Task brief -> Copy the listing verbatim, excluding any images found in it.
"""
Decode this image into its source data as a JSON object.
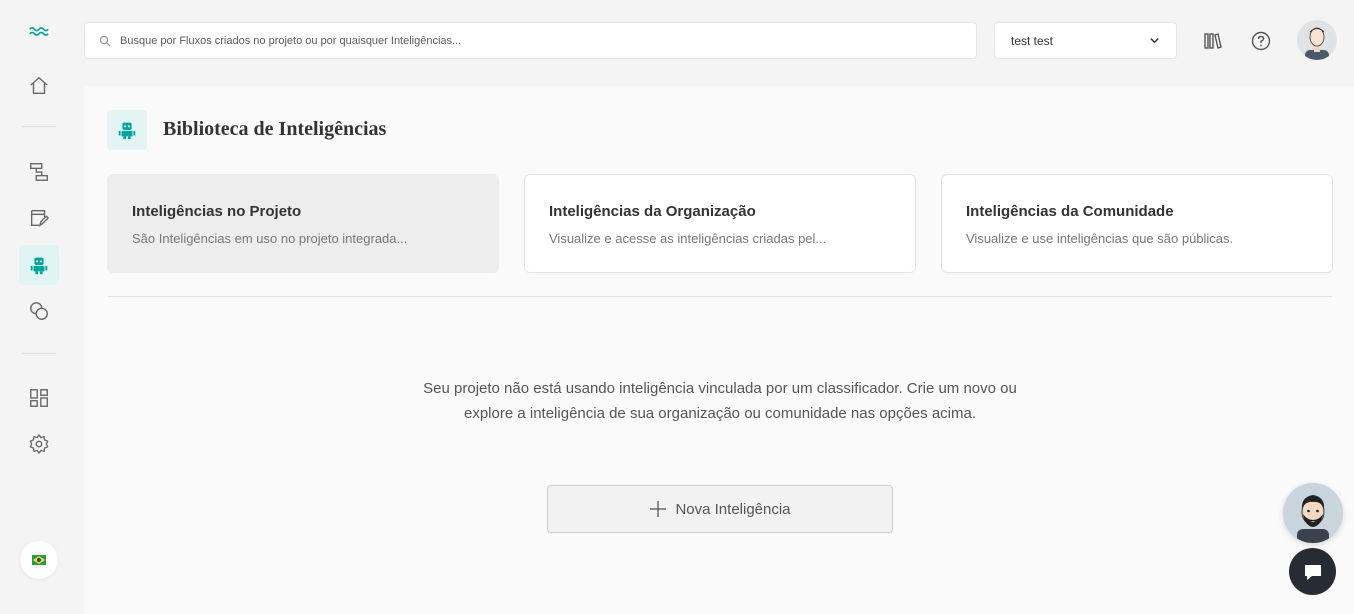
{
  "header": {
    "search_placeholder": "Busque por Fluxos criados no projeto ou por quaisquer Inteligências...",
    "project_name": "test test"
  },
  "page": {
    "title": "Biblioteca de Inteligências"
  },
  "cards": [
    {
      "title": "Inteligências no Projeto",
      "description": "São Inteligências em uso no projeto integrada..."
    },
    {
      "title": "Inteligências da Organização",
      "description": "Visualize e acesse as inteligências criadas pel..."
    },
    {
      "title": "Inteligências da Comunidade",
      "description": "Visualize e use inteligências que são públicas."
    }
  ],
  "empty_state": {
    "message": "Seu projeto não está usando inteligência vinculada por um classificador. Crie um novo ou explore a inteligência de sua organização ou comunidade nas opções acima.",
    "button_label": "Nova Inteligência"
  },
  "colors": {
    "accent": "#00a49f",
    "active_bg": "#e0f5f3",
    "chat_button": "#272b33"
  },
  "icons": {
    "logo": "weni-logo-icon",
    "nav": [
      "home-icon",
      "flows-icon",
      "studio-icon",
      "intelligence-robot-icon",
      "chats-icon",
      "dashboard-icon",
      "settings-icon"
    ],
    "language": "brazil-flag-icon"
  }
}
"""
Answer to this problem ->
Decode this image into its source data as a JSON object.
{
  "header": {
    "search_placeholder": "Busque por Fluxos criados no projeto ou por quaisquer Inteligências...",
    "project_name": "test test"
  },
  "page": {
    "title": "Biblioteca de Inteligências"
  },
  "cards": [
    {
      "title": "Inteligências no Projeto",
      "description": "São Inteligências em uso no projeto integrada..."
    },
    {
      "title": "Inteligências da Organização",
      "description": "Visualize e acesse as inteligências criadas pel..."
    },
    {
      "title": "Inteligências da Comunidade",
      "description": "Visualize e use inteligências que são públicas."
    }
  ],
  "empty_state": {
    "message": "Seu projeto não está usando inteligência vinculada por um classificador. Crie um novo ou explore a inteligência de sua organização ou comunidade nas opções acima.",
    "button_label": "Nova Inteligência"
  },
  "colors": {
    "accent": "#00a49f",
    "active_bg": "#e0f5f3",
    "chat_button": "#272b33"
  },
  "icons": {
    "logo": "weni-logo-icon",
    "nav": [
      "home-icon",
      "flows-icon",
      "studio-icon",
      "intelligence-robot-icon",
      "chats-icon",
      "dashboard-icon",
      "settings-icon"
    ],
    "language": "brazil-flag-icon"
  }
}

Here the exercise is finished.